Build target setting
The goal of this part of the tutorial is to introduce you to Metrowerks Code Warrior in a way well enough so that you can practice 'C' programming. Much of the complexity in using Code Warrior is eased by the use of stationary, which is a premade project template. While this part does use the standard I/O library, be aware that many embedded systems programmers choose not to use it.
Building and executing the traditional hello world program in a small embedded system is a more profound experience in that there is no operating system and there is no standard output stream. In the College of Engineering, Technology, and Architecture (CETA) at the University of Hartford we have 68HC12B32 development boards from Axiom Manufacturing. The part number is CME12BC32. The details of how to install stationery is in the install notes.
With the stationary folder in place, start Metrowerks Code Warrior. From the Windows task bar, select the following to open the Metrowerks IDE:
Start => Programs => Metrowerks => Code Warrior IDE
If the Startup window is not already opened then with your mouse select:
File => Startup Dialog...
In the Startup window, select 'Load Example Project' and in the Example project windows, use the left pane to navigate to find the AxiomPE_CME12-B32 stationary. Next click the 'Set...' button and used the pop-up window to navigate to a directory for the new project and also enter the name 'hello' for the new project, click 'Save'. The project and and location should be inserted into the corresponding fields in the Example Projects window, click 'Create Project' to create the new project.
After a few moments, the project is created, congratulations. The pane to the left, with the title bar hello.mcp is the project navigator window. If you would rather not have the window docked, right click on its title bar and select MDI Child. To move the window to a different docked position, select floating and then move to the new position.
To implement this program, we will use the file main.c provided with the stationary. Back in the project File View pane, double click to open the file main.c. Make the necessary changes to the file so it contains the following:
/*************************************************************
* main.c - Jonathan Hill - Jan. 21, 2010
* A not-so traditional version of "Hello World!"
************************************************************/
#include <stdio.h>
#include "termio_68HC12B.h"
#include "includes.h"
void main(void) {
int val, done = 0;
TERMIO_Initbr(9600);
val = printf("Hello World!\n");
while(!done)
{ ; }
}
The standard input/ouput library header file (stdio.h) includes prototypes and other declarations associated with the standard input/output library. The terminal input/output library header file includes like information regarding the terminal library. In an embedded system the input and output can be managed many different ways. This version of CodeWarrior addresses the issue of input/output handling by providing an example files named termio.c and termio.h which developers are encouraged to modify. I modifed these files to produce files that work with our stationary, save each of these files to your project folder.

= ACTIONS TO TAKE =
A: In the CodeWarrior tutorial, condense the paragraph beginning "In the Startup window, select 'Load Example Project'" into a short numbered list of steps that keeps its main facts.
B: Resume the CodeWarrior tutorial after its last sentence.
The data has no role here.

= DATASET ENTRIES =

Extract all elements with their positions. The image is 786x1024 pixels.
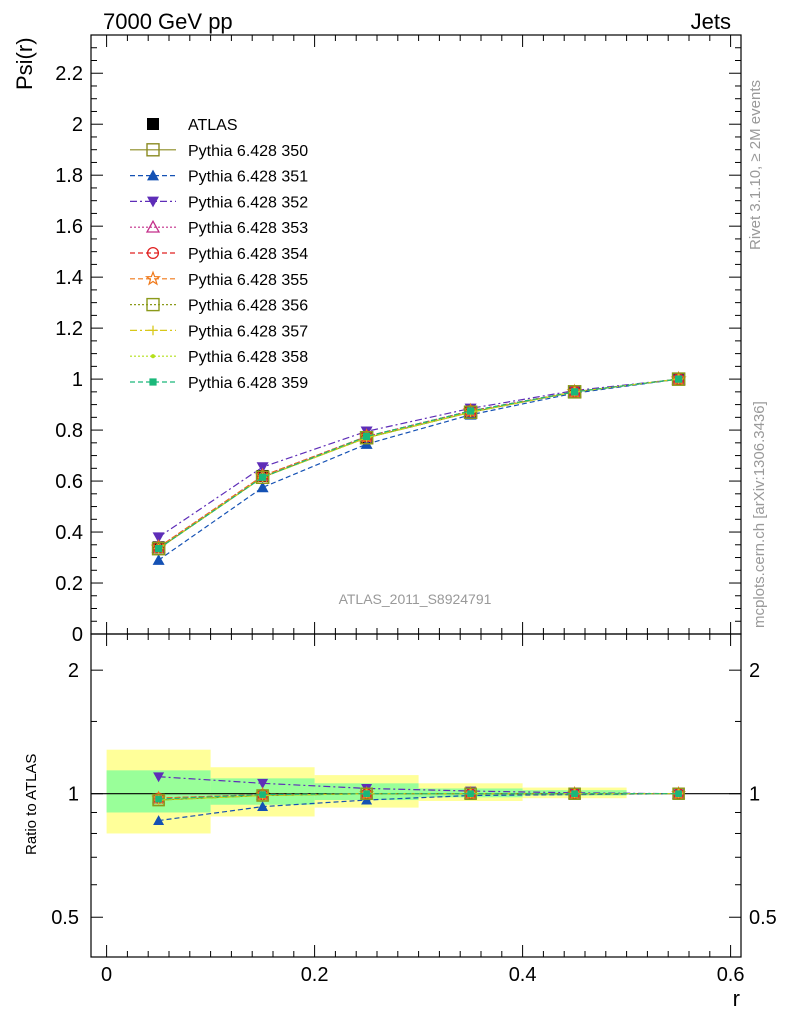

==

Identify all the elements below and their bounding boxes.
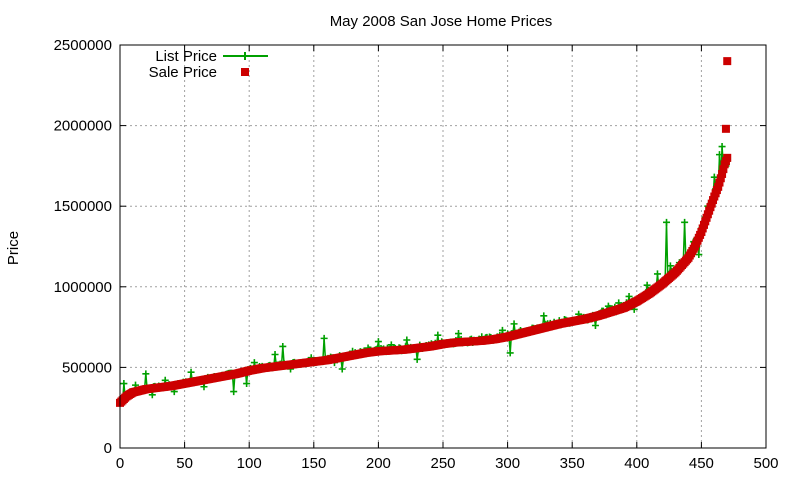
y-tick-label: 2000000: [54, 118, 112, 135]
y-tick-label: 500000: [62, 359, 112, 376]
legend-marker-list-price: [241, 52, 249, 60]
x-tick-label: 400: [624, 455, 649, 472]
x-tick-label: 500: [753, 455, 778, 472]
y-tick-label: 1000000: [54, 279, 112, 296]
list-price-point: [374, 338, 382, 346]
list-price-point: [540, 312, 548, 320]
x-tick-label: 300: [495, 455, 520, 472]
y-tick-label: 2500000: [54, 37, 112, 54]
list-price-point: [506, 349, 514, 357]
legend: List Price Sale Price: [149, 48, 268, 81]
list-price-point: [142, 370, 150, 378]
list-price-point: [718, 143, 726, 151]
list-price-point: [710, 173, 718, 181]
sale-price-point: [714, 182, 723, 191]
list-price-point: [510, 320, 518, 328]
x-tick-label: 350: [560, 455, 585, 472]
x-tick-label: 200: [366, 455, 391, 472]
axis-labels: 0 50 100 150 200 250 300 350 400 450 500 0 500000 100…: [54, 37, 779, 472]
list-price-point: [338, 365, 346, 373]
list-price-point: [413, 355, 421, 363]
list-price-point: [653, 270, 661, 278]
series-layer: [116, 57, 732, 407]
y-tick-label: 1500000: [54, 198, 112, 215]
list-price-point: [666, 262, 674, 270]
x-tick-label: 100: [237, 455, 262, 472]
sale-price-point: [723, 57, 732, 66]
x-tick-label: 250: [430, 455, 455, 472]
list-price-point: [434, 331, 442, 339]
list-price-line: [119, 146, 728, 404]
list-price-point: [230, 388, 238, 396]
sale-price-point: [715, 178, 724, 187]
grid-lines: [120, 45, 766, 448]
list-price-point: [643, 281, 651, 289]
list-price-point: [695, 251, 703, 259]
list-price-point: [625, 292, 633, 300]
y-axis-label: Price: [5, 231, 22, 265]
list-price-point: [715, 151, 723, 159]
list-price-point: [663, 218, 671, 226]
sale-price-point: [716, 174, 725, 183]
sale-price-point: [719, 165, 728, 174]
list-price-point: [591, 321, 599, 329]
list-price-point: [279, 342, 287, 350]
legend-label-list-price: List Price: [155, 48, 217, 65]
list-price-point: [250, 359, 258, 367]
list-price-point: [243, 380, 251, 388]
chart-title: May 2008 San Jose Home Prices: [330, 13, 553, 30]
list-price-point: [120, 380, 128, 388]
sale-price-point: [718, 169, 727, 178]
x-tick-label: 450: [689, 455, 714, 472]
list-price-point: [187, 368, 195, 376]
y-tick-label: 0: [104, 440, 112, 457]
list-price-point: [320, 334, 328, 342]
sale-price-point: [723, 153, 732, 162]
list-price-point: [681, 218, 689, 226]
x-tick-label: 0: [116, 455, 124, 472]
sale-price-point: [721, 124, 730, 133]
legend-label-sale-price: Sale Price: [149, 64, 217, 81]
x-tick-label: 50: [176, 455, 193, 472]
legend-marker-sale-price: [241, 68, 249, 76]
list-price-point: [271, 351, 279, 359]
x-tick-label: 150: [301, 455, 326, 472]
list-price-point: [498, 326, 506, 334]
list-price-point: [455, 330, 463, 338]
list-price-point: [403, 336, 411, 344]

= ANSWERS GIVEN =
A:
1. In the Startup window, choose 'Load Example Project'.
2. In the Example project window's left pane, locate the AxiomPE_CME12-B32 stationary.
3. Click 'Set...', pick a directory for the new project, name it 'hello', and click 'Save'.
4. Confirm that the name and location appear in the Example Projects window, then click 'Create Project'.

B:
next, in the project manager right click on the sources folder icon and add the files to all the targets.
Project => Add Files...
The termio header file is needed by the call to TERMIO_Initbr(). Unlike TERMIO_Init() provided with termio.c which does not accept a Baud rate value, TERMIO_Initbr() function accepts a Baud rate value, in this case the Baud rate is set to 9600 bps, assuming that the bus cycle rate is 8MHz.
Despite the controversy, this main() returns void, as this program runs without an operating system of any kind. The printf() call returns an integer equal to the number of succcessful conversions to standard output that were performed. If we remove the assignment to val, the compiler will warn that the returned value is not being used. If we leave the assignment, the compiler will warn that an unused variable is being removed. Doesn't it all seem silly.
In the project window change the build target to Simulation.
Click the build button to make the build target.
After a few moments the message window appears, indicating success or failure of the build. If you have any errors, go back and fix your code. Assuming success, click to close the message window.
Next, start the debugger. In the project manager click the debug button. Newer versions of Metrowerks Code Warrior embellish the icon with a small insect figure.
The simulation build target differs from the others in the stationary in that an I/O subsystem model is loaded along with a simulator. You will next use a model that simulates the behavior of an serial communications terminal. In the debugger window select:
Component => Open
In the pop-up window that appears, select the item titled Terminal and click OK.
The default size of the terminal component is quite large. Using the mouse, drag the left, right, and bottom borders to reduce the size of the new window.
The 'C' code first listed in the source pane is the program start-up code; with PC tools this code is normally hidden from you. Click the Start button to start the simulation, the stationary has a predefined break point that stops execution at main().
The debugger window has a number of tools open and in view. There are windows that list all the variables, procedure calls, CPU register values, memory contents, and disassembled code. Rather than closing the three lower left windows and possibly having to reopen them them later, click to minimize each window.
With the windows minimized, point the mouse cursor at the lower
edge of the Source window.
Next press the left mouse button and drag to stetch the pane
edge downward.
Click the step-over button, shown next.
This button causes the debugger to execute one 'C' text line,
stopping at the next line containing executable code.
If the text line is a function call, then the entire function is
executed and execution stops at the next line at
Click the step-over button again to execute the printf() instruction. The familiar greeting should clearly be visible in the terminal window. Program execution ends near the end of main().
The way the standard input/ouput library is written, the printf() function may return before trailing charaters are actually transmitted. Continuing the program at the point returns to the startup code but may also give the UART a chance to catch-up. If you accidentally lose control of the execution of your program, just the Halt button to stop program execution.
Before you exit the simulator, take a moment to look at each window and try a few things. If you like, set a break point. Click left to select a line in the source code, then right click. In the pop-up window make a selection to insert a break point. The reset button resets the program, so you can restart it.
To be able to use the standard input/output library the stdio.h header file must be included and a module like termio.c must also be in the project to provide the lower level primitive functions that actually access the serial communications port. In this case the file we used a custom tailored source file for the 68HC12B series microcontrollers where the output is handled, character by character by TERMIO_PutChar().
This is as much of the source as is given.